## Given task
Copy out every line that contains the word "ZRUŠENÁ".

## Records for this exercise
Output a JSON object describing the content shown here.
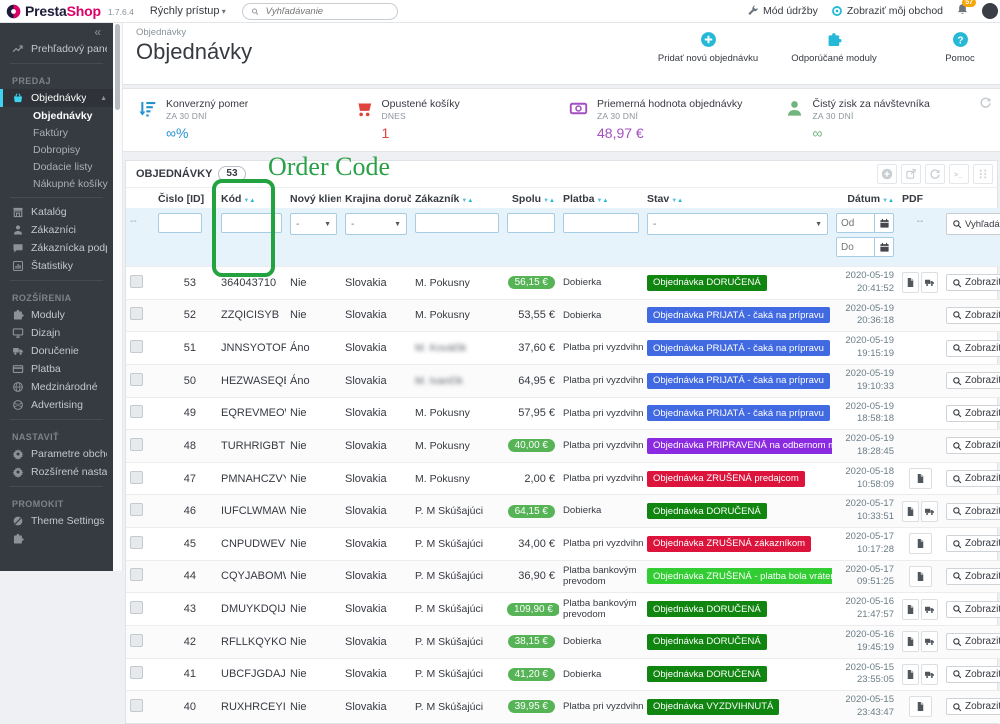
{
  "accent_color": "#25b9d7",
  "topbar": {
    "brand_presta": "Presta",
    "brand_shop": "Shop",
    "version": "1.7.6.4",
    "quick_access": "Rýchly prístup",
    "search_placeholder": "Vyhľadávanie",
    "maintenance_label": "Mód údržby",
    "view_shop_label": "Zobraziť môj obchod",
    "notifications_count": "57"
  },
  "sidebar": {
    "collapse_glyph": "«",
    "sections": [
      {
        "header": "",
        "items": [
          {
            "icon": "trend",
            "label": "Prehľadový panel"
          }
        ]
      },
      {
        "header": "PREDAJ",
        "items": [
          {
            "icon": "basket",
            "label": "Objednávky",
            "active": true,
            "expanded": true,
            "submenu": [
              {
                "label": "Objednávky",
                "active": true
              },
              {
                "label": "Faktúry"
              },
              {
                "label": "Dobropisy"
              },
              {
                "label": "Dodacie listy"
              },
              {
                "label": "Nákupné košíky"
              }
            ]
          },
          {
            "icon": "store",
            "label": "Katalóg"
          },
          {
            "icon": "person",
            "label": "Zákazníci"
          },
          {
            "icon": "chat",
            "label": "Zákaznícka podpora"
          },
          {
            "icon": "stats",
            "label": "Štatistiky"
          }
        ]
      },
      {
        "header": "ROZŠÍRENIA",
        "items": [
          {
            "icon": "puzzle",
            "label": "Moduly"
          },
          {
            "icon": "monitor",
            "label": "Dizajn"
          },
          {
            "icon": "truck",
            "label": "Doručenie"
          },
          {
            "icon": "card",
            "label": "Platba"
          },
          {
            "icon": "globe",
            "label": "Medzinárodné"
          },
          {
            "icon": "ball",
            "label": "Advertising"
          }
        ]
      },
      {
        "header": "NASTAVIŤ",
        "items": [
          {
            "icon": "gear",
            "label": "Parametre obchodu"
          },
          {
            "icon": "gear",
            "label": "Rozšírené nastavenia"
          }
        ]
      },
      {
        "header": "PROMOKIT",
        "items": [
          {
            "icon": "theme",
            "label": "Theme Settings"
          },
          {
            "icon": "puzzle",
            "label": ""
          }
        ]
      }
    ]
  },
  "header": {
    "breadcrumb": "Objednávky",
    "title": "Objednávky",
    "actions": [
      {
        "icon": "plus-circle",
        "label": "Pridať novú objednávku"
      },
      {
        "icon": "puzzle-blue",
        "label": "Odporúčané moduly"
      },
      {
        "icon": "question-circle",
        "label": "Pomoc"
      }
    ]
  },
  "kpis": [
    {
      "icon": "funnel",
      "icon_color": "#2592d0",
      "label": "Konverzný pomer",
      "sublabel": "ZA 30 DNÍ",
      "value": "∞%",
      "value_color": "#2592d0"
    },
    {
      "icon": "cart",
      "icon_color": "#e0433b",
      "label": "Opustené košíky",
      "sublabel": "DNES",
      "value": "1",
      "value_color": "#e0433b"
    },
    {
      "icon": "banknote",
      "icon_color": "#a34fc3",
      "label": "Priemerná hodnota objednávky",
      "sublabel": "ZA 30 DNÍ",
      "value": "48,97 €",
      "value_color": "#a34fc3"
    },
    {
      "icon": "person",
      "icon_color": "#70b580",
      "label": "Čistý zisk za návštevníka",
      "sublabel": "ZA 30 DNÍ",
      "value": "∞",
      "value_color": "#70b580"
    }
  ],
  "panel": {
    "title": "OBJEDNÁVKY",
    "count": "53",
    "tools": [
      "plus-circle",
      "export",
      "refresh",
      "terminal",
      "grid"
    ]
  },
  "table": {
    "columns": [
      {
        "key": "check",
        "label": "",
        "sortable": false
      },
      {
        "key": "id",
        "label": "Čislo [ID]",
        "sortable": true,
        "align": "right"
      },
      {
        "key": "code",
        "label": "Kód",
        "sortable": true
      },
      {
        "key": "new_client",
        "label": "Nový klient",
        "sortable": false
      },
      {
        "key": "country",
        "label": "Krajina doručenia",
        "sortable": true
      },
      {
        "key": "customer",
        "label": "Zákazník",
        "sortable": true
      },
      {
        "key": "total",
        "label": "Spolu",
        "sortable": true,
        "align": "right"
      },
      {
        "key": "payment",
        "label": "Platba",
        "sortable": true
      },
      {
        "key": "status",
        "label": "Stav",
        "sortable": true
      },
      {
        "key": "date",
        "label": "Dátum",
        "sortable": true,
        "align": "right"
      },
      {
        "key": "pdf",
        "label": "PDF",
        "sortable": false
      },
      {
        "key": "actions",
        "label": "",
        "sortable": false
      }
    ],
    "filters": {
      "dash": "--",
      "select_value": "-",
      "date_from_placeholder": "Od",
      "date_to_placeholder": "Do",
      "search_label": "Vyhľadávanie"
    },
    "row_action_label": "Zobraziť",
    "rows": [
      {
        "id": "53",
        "code": "364043710",
        "new_client": "Nie",
        "country": "Slovakia",
        "customer": "M. Pokusny",
        "total": "56,15 €",
        "total_pill": true,
        "payment": "Dobierka",
        "status": "Objednávka DORUČENÁ",
        "status_color": "#108510",
        "date": "2020-05-19",
        "time": "20:41:52",
        "pdf": [
          "invoice",
          "delivery"
        ]
      },
      {
        "id": "52",
        "code": "ZZQICISYB",
        "new_client": "Nie",
        "country": "Slovakia",
        "customer": "M. Pokusny",
        "total": "53,55 €",
        "total_pill": false,
        "payment": "Dobierka",
        "status": "Objednávka PRIJATÁ - čaká na prípravu",
        "status_color": "#4169e1",
        "date": "2020-05-19",
        "time": "20:36:18",
        "pdf": []
      },
      {
        "id": "51",
        "code": "JNNSYOTOF",
        "new_client": "Áno",
        "country": "Slovakia",
        "customer": "M. Kováčik",
        "customer_blurred": true,
        "total": "37,60 €",
        "total_pill": false,
        "payment": "Platba pri vyzdvihnutí",
        "status": "Objednávka PRIJATÁ - čaká na prípravu",
        "status_color": "#4169e1",
        "date": "2020-05-19",
        "time": "19:15:19",
        "pdf": []
      },
      {
        "id": "50",
        "code": "HEZWASEQB",
        "new_client": "Áno",
        "country": "Slovakia",
        "customer": "M. Ivančík",
        "customer_blurred": true,
        "total": "64,95 €",
        "total_pill": false,
        "payment": "Platba pri vyzdvihnutí",
        "status": "Objednávka PRIJATÁ - čaká na prípravu",
        "status_color": "#4169e1",
        "date": "2020-05-19",
        "time": "19:10:33",
        "pdf": []
      },
      {
        "id": "49",
        "code": "EQREVMEOW",
        "new_client": "Nie",
        "country": "Slovakia",
        "customer": "M. Pokusny",
        "total": "57,95 €",
        "total_pill": false,
        "payment": "Platba pri vyzdvihnutí",
        "status": "Objednávka PRIJATÁ - čaká na prípravu",
        "status_color": "#4169e1",
        "date": "2020-05-19",
        "time": "18:58:18",
        "pdf": []
      },
      {
        "id": "48",
        "code": "TURHRIGBT",
        "new_client": "Nie",
        "country": "Slovakia",
        "customer": "M. Pokusny",
        "total": "40,00 €",
        "total_pill": true,
        "payment": "Platba pri vyzdvihnutí",
        "status": "Objednávka PRIPRAVENÁ na odbernom mieste",
        "status_color": "#8a2be2",
        "date": "2020-05-19",
        "time": "18:28:45",
        "pdf": []
      },
      {
        "id": "47",
        "code": "PMNAHCZVY",
        "new_client": "Nie",
        "country": "Slovakia",
        "customer": "M. Pokusny",
        "total": "2,00 €",
        "total_pill": false,
        "payment": "Platba pri vyzdvihnutí",
        "status": "Objednávka ZRUŠENÁ predajcom",
        "status_color": "#dc143c",
        "date": "2020-05-18",
        "time": "10:58:09",
        "pdf": [
          "invoice"
        ]
      },
      {
        "id": "46",
        "code": "IUFCLWMAW",
        "new_client": "Nie",
        "country": "Slovakia",
        "customer": "P. M Skúšajúci",
        "total": "64,15 €",
        "total_pill": true,
        "payment": "Dobierka",
        "status": "Objednávka DORUČENÁ",
        "status_color": "#108510",
        "date": "2020-05-17",
        "time": "10:33:51",
        "pdf": [
          "invoice",
          "delivery"
        ]
      },
      {
        "id": "45",
        "code": "CNPUDWEVY",
        "new_client": "Nie",
        "country": "Slovakia",
        "customer": "P. M Skúšajúci",
        "total": "34,00 €",
        "total_pill": false,
        "payment": "Platba pri vyzdvihnutí",
        "status": "Objednávka ZRUŠENÁ zákazníkom",
        "status_color": "#dc143c",
        "date": "2020-05-17",
        "time": "10:17:28",
        "pdf": [
          "invoice"
        ]
      },
      {
        "id": "44",
        "code": "CQYJABOMW",
        "new_client": "Nie",
        "country": "Slovakia",
        "customer": "P. M Skúšajúci",
        "total": "36,90 €",
        "total_pill": false,
        "payment": "Platba bankovým prevodom",
        "status": "Objednávka ZRUŠENÁ - platba bola vrátená",
        "status_color": "#32cd32",
        "date": "2020-05-17",
        "time": "09:51:25",
        "pdf": [
          "invoice"
        ]
      },
      {
        "id": "43",
        "code": "DMUYKDQIJ",
        "new_client": "Nie",
        "country": "Slovakia",
        "customer": "P. M Skúšajúci",
        "total": "109,90 €",
        "total_pill": true,
        "payment": "Platba bankovým prevodom",
        "status": "Objednávka DORUČENÁ",
        "status_color": "#108510",
        "date": "2020-05-16",
        "time": "21:47:57",
        "pdf": [
          "invoice",
          "delivery"
        ]
      },
      {
        "id": "42",
        "code": "RFLLKQYKO",
        "new_client": "Nie",
        "country": "Slovakia",
        "customer": "P. M Skúšajúci",
        "total": "38,15 €",
        "total_pill": true,
        "payment": "Dobierka",
        "status": "Objednávka DORUČENÁ",
        "status_color": "#108510",
        "date": "2020-05-16",
        "time": "19:45:19",
        "pdf": [
          "invoice",
          "delivery"
        ]
      },
      {
        "id": "41",
        "code": "UBCFJGDAJ",
        "new_client": "Nie",
        "country": "Slovakia",
        "customer": "P. M Skúšajúci",
        "total": "41,20 €",
        "total_pill": true,
        "payment": "Dobierka",
        "status": "Objednávka DORUČENÁ",
        "status_color": "#108510",
        "date": "2020-05-15",
        "time": "23:55:05",
        "pdf": [
          "invoice",
          "delivery"
        ]
      },
      {
        "id": "40",
        "code": "RUXHRCEYI",
        "new_client": "Nie",
        "country": "Slovakia",
        "customer": "P. M Skúšajúci",
        "total": "39,95 €",
        "total_pill": true,
        "payment": "Platba pri vyzdvihnutí",
        "status": "Objednávka VYZDVIHNUTÁ",
        "status_color": "#108510",
        "date": "2020-05-15",
        "time": "23:43:47",
        "pdf": [
          "invoice"
        ]
      }
    ]
  },
  "annotation": {
    "text": "Order Code",
    "color": "#2aa146"
  }
}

## Exercise response
        "status": "Objednávka ZRUŠENÁ predajcom",
        "status": "Objednávka ZRUŠENÁ zákazníkom",
        "status": "Objednávka ZRUŠENÁ - platba bola vrátená",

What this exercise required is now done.